● **Task goal**: Identify every line in the records below that contains the word "without", and copy each of those lines.

--- start of Data provided ---

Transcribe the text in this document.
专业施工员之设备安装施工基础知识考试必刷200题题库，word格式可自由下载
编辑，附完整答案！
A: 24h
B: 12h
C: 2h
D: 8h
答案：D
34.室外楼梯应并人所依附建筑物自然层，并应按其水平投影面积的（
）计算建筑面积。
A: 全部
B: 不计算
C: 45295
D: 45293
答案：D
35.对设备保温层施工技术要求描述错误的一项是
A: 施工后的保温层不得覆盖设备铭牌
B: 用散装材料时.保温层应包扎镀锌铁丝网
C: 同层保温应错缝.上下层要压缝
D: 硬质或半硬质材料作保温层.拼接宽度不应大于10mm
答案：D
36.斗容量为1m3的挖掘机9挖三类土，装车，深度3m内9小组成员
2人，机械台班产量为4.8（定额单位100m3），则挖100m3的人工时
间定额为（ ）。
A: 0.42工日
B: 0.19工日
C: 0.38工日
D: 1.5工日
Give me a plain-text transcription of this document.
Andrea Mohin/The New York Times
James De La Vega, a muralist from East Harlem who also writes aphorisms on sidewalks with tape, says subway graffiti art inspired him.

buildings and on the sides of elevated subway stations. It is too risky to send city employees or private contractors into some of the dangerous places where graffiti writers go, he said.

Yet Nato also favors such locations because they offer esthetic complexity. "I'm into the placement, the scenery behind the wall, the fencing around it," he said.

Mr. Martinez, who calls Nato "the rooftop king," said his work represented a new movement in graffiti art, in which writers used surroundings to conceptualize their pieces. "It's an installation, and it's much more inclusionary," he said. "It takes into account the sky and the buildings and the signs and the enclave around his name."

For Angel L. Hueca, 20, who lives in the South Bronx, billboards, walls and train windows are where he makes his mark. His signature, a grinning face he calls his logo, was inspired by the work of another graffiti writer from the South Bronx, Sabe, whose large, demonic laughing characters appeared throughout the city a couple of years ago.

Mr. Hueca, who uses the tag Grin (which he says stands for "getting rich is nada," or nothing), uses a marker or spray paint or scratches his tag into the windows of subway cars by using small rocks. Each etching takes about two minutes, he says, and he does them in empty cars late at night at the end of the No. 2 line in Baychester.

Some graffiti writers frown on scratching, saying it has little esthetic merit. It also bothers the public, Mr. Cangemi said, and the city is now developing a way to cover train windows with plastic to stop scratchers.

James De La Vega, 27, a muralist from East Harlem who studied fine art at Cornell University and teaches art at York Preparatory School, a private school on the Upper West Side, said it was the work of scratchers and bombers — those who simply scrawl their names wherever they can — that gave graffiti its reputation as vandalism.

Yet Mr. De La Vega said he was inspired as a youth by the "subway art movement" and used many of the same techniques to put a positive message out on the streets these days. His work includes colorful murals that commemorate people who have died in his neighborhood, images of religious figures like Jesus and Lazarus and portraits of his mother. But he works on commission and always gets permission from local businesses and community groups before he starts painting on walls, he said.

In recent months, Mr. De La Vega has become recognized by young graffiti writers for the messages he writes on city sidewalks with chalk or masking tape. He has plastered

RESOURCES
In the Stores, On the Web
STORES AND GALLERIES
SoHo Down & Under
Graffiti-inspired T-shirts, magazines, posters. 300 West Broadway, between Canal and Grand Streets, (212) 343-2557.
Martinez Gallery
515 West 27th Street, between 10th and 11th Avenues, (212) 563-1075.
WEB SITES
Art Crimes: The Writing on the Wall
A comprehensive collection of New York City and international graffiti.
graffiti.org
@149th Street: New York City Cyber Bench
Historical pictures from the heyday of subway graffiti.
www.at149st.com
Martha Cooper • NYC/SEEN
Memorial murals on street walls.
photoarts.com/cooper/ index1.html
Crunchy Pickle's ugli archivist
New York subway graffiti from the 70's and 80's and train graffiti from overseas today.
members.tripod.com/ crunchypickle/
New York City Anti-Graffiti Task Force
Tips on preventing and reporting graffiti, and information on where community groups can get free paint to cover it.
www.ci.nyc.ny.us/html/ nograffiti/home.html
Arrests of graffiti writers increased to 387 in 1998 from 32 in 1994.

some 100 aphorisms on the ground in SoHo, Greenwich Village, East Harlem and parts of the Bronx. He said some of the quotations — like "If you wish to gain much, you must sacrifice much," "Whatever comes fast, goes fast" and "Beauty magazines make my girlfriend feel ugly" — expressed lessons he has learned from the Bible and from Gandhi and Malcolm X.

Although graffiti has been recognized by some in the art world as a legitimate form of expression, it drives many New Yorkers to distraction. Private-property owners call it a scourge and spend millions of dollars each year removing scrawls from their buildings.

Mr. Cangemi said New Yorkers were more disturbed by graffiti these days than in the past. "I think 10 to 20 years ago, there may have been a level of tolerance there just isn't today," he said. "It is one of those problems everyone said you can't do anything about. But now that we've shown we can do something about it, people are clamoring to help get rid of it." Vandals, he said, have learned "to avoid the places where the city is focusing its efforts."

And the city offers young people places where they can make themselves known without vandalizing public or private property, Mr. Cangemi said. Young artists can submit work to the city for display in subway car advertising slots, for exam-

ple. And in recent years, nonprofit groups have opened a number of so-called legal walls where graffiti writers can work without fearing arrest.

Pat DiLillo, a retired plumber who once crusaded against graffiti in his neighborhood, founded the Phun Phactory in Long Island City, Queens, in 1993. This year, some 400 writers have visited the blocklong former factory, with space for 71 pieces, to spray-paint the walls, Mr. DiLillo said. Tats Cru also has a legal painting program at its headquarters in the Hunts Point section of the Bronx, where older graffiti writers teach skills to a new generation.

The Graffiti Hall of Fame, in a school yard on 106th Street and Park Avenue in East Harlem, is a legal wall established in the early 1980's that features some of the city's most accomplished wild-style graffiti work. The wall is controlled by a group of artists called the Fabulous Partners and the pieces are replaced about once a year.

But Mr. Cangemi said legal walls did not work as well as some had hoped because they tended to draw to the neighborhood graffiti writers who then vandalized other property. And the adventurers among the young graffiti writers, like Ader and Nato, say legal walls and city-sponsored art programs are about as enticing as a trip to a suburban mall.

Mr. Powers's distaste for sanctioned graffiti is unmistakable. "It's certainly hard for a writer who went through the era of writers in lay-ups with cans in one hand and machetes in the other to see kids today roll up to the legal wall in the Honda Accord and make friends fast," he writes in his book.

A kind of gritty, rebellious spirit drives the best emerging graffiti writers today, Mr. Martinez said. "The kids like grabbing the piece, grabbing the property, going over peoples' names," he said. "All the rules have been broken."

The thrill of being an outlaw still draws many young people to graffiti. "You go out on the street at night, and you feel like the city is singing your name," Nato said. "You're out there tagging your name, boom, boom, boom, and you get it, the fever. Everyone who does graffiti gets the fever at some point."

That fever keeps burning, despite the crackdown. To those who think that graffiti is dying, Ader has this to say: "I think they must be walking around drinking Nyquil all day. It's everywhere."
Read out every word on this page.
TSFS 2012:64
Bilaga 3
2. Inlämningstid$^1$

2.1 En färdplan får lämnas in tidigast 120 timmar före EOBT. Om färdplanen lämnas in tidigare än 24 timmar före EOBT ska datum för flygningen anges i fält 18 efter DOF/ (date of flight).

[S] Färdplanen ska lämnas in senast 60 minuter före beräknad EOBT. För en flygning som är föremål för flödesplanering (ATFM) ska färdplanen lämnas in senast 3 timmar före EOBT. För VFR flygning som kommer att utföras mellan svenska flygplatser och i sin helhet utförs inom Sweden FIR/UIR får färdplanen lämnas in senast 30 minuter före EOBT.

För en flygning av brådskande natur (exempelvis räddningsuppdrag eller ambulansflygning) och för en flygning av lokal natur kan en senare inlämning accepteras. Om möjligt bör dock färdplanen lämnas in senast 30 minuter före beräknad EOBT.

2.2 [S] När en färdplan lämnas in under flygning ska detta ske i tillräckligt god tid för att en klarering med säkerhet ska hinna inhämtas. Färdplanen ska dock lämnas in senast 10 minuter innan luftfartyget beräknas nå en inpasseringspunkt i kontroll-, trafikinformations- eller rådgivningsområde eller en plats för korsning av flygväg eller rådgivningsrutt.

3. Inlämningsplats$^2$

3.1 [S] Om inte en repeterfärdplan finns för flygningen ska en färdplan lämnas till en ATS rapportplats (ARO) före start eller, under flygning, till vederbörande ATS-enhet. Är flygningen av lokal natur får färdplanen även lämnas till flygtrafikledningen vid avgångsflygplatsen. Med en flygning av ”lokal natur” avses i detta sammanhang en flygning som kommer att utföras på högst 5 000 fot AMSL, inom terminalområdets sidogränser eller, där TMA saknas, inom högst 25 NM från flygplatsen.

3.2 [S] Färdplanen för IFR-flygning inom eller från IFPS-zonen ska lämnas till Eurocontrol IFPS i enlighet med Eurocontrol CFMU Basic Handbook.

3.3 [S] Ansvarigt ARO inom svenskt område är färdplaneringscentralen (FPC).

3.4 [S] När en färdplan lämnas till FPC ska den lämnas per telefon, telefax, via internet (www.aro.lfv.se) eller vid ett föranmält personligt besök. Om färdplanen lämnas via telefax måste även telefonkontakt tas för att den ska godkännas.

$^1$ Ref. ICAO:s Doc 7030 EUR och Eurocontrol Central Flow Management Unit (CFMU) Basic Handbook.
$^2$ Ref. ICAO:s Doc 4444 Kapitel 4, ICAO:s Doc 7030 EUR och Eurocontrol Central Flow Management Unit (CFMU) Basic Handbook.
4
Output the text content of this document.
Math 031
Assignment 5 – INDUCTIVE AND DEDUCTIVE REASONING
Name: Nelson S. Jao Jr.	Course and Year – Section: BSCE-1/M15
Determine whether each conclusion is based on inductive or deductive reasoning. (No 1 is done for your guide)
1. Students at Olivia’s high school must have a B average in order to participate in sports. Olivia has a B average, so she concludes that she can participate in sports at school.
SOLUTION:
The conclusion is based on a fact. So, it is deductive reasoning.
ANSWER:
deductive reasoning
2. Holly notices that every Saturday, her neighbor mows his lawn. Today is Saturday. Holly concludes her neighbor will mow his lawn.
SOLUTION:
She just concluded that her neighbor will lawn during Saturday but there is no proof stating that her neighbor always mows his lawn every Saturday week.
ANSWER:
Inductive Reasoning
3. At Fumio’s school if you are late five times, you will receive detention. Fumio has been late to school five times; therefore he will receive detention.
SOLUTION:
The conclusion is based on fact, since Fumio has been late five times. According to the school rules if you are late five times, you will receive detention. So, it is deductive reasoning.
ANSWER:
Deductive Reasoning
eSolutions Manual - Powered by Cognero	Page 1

--- end of Data provided ---

● **Answer below**:
And the city offers young people places where they can make themselves known without vandalizing public or private property, Mr. Cangemi said. Young artists can submit work to the city for display in subway car advertising slots, for exam-
ple. And in recent years, nonprofit groups have opened a number of so-called legal walls where graffiti writers can work without fearing arrest.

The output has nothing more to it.